• TEXT EXTRACT
>> start

Try playing a few games as wood elves. You'll change your mind about it just being dice rolling and huge blocks of infantry then! (Well, that or you'll be dead in short order)

But I get what you're saying. In 8th especially, the rules support giant hordes of grinding troops, rather than the older, lighter playstyle. I *have* heard rumours that when/if 9th appears, the rules will shift back in favour of small, quick, skirmish style units and terrain-utilizing tactics. Which would be nice.


----------



## Samules

I like dwarves..... Was there supposed to be something more to it?

I have a large group of angry short people with axes who drink beer, grow magnificent beards and hate magic.

I also play Brettonians from time to time, because knights are awesome.

I don't know, every time I try to get into advanced tactics or strategy for a game I just end up not enjoying it as much as when I played how I wanted to.


----------



## dutchy1982

^ +1 everybody loves the short guys


----------



## andyg

Many moons ago, I have played both Bretonnians and Space Wolves and found fantacy more enjoyable as it tended to be more about how well you move your troops and use there strenghts and defend there weaknesses. I found 40k more about how big your guns are.


----------



## effigy22

Fantasy has been watered down since previous editions but its still a more tactical game. I rarely hear people playing 40k say "I lost because of my deployment". 

You have to think, also there are the "risks" of charging certain units, especially ones with characters. You have to ask yourself "Could he have a magic item that could throw the fight his way?" or "Are there fanatics in that unit of night goblins?"... ok the second question is a given but you understand my point.

My favuorite edition has to be the last edition, no pre measuring, no random charges. It was a fine line between a winning charge and "OH CRAP I MOVED TO CLOSE TO THAT UNIT OF BLOODKNIGHTS!!!" failed charges actually usually meant you were doing something right rather than your opponent having a poor dice roll... and i have gone a little off topic, shutting up now.


----------



## Uveron

effigy22 said:


> I rarely hear people playing 40k say "I lost because of my deployment".


But they should! 

40K's Tactics are their but allot of players miss them... and then get tabled by more tactically aware players despite 'inferior lists'


----------



## neilbatte

My Orcs are the same when I try to be sneaky or tactical they refuse to play along and I lose badly so now I leave the tricksy bits to the Gobbo's and just let the Orcs do the hitting.
My last 40k game my opponent lost because we roled to play lengthways and I got to go first.

>> end

• MATERIAL PROVIDED
>> start

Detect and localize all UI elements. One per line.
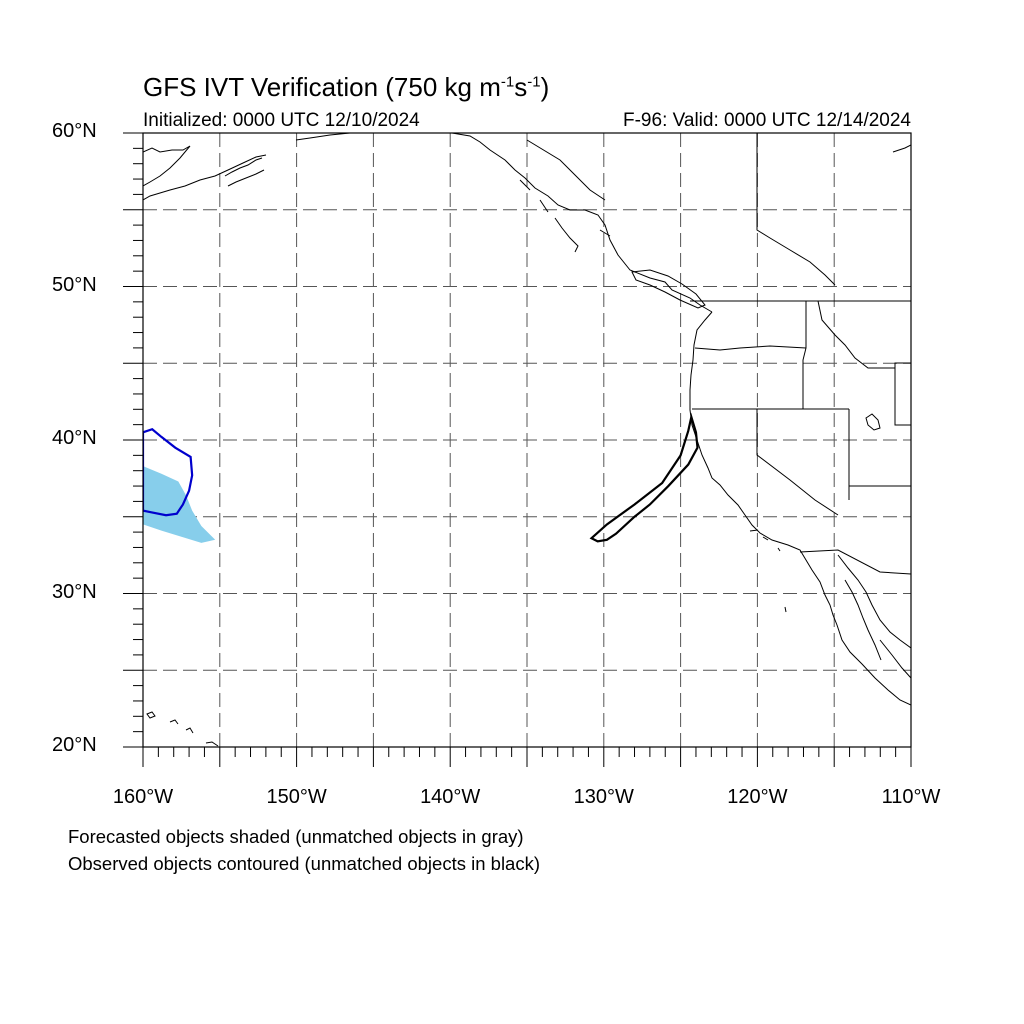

>> end

• DIRECTIVES
1. In the forum thread on fantasy and 40k tactics, repeat everything from "But I get what" down to "knights are awesome.".
2. Answer these questions about the forum thread on fantasy and 40k tactics.
(a) Besides dwarves, which army does Samules play from time to time?
(b) According to andyg, what is 40k more about?
(c) In neilbatte's post, why did the opponent lose the last 40k game?

• RESPONSES BY TASK
1.
But I get what you're saying. In 8th especially, the rules support giant hordes of grinding troops, rather than the older, lighter playstyle. I *have* heard rumours that when/if 9th appears, the rules will shift back in favour of small, quick, skirmish style units and terrain-utilizing tactics. Which would be nice.


----------



## Samules

I like dwarves..... Was there supposed to be something more to it?

I have a large group of angry short people with axes who drink beer, grow magnificent beards and hate magic.

I also play Brettonians from time to time, because knights are awesome.

2.
(a) Brettonians.
(b) How big your guns are.
(c) They rolled to play lengthways and neilbatte got to go first.